Data records:
******************************
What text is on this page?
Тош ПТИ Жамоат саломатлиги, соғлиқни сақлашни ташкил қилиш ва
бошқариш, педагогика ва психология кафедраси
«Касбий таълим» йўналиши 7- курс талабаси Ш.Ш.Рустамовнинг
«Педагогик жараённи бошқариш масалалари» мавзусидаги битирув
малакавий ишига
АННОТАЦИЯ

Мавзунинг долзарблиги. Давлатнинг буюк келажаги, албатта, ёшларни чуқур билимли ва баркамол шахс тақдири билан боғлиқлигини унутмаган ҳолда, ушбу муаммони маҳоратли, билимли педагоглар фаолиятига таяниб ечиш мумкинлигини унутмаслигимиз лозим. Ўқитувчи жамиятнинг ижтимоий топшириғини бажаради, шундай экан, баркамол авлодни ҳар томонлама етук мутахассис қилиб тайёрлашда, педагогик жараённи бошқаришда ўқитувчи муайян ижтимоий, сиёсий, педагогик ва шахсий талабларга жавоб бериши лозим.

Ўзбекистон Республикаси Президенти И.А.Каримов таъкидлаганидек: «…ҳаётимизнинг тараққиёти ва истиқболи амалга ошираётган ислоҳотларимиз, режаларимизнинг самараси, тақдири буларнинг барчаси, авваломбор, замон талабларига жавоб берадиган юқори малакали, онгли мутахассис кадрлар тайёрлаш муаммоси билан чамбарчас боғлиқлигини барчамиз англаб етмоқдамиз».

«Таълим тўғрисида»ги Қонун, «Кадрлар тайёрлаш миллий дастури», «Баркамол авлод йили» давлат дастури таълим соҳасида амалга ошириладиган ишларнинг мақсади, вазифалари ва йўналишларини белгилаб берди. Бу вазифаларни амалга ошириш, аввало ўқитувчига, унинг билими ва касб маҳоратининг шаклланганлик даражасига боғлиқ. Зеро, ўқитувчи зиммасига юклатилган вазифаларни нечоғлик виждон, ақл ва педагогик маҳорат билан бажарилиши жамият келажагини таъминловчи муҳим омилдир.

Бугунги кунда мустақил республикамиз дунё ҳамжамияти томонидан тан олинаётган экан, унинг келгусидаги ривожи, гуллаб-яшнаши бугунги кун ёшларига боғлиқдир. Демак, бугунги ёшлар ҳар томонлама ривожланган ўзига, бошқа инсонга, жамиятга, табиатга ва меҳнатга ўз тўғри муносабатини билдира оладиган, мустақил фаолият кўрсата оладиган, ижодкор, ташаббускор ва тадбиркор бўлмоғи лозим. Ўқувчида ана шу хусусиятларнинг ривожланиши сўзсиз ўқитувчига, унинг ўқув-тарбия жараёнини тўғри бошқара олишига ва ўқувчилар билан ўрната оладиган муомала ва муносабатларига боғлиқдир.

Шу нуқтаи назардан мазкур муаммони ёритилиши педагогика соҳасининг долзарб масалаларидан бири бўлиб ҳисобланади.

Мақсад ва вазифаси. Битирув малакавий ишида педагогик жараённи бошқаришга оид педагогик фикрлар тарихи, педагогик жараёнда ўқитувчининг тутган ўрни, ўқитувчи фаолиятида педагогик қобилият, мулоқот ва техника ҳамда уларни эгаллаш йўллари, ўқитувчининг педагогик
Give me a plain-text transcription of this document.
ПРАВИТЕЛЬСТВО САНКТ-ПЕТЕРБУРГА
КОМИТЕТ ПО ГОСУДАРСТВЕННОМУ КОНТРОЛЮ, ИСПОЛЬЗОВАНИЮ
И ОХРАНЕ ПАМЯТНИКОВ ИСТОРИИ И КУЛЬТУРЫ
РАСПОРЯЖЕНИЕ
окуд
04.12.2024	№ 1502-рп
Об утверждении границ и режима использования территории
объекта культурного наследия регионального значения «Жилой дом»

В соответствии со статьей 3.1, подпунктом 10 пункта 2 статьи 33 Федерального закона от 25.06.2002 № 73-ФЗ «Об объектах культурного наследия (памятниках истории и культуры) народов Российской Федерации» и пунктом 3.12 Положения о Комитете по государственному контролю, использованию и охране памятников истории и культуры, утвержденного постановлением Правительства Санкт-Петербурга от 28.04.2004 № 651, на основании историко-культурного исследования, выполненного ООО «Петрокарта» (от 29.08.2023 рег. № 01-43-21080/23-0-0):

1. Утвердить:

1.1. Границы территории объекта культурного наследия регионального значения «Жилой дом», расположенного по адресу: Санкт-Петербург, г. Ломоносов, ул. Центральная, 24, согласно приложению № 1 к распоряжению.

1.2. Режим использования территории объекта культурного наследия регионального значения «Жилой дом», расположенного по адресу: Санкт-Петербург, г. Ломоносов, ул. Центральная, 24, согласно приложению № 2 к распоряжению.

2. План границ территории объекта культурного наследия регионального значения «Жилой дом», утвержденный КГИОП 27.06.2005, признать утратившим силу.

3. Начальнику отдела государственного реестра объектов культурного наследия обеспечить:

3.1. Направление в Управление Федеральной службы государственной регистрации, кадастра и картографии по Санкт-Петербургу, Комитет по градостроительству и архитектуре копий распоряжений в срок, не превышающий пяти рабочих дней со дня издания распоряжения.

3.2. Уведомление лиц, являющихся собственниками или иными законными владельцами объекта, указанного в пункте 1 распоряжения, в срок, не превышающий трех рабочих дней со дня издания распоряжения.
******************************
Scan the material and collect every line that contains "адресу".

1.1. Границы территории объекта культурного наследия регионального значения «Жилой дом», расположенного по адресу: Санкт-Петербург, г. Ломоносов, ул. Центральная, 24, согласно приложению № 1 к распоряжению.
1.2. Режим использования территории объекта культурного наследия регионального значения «Жилой дом», расположенного по адресу: Санкт-Петербург, г. Ломоносов, ул. Центральная, 24, согласно приложению № 2 к распоряжению.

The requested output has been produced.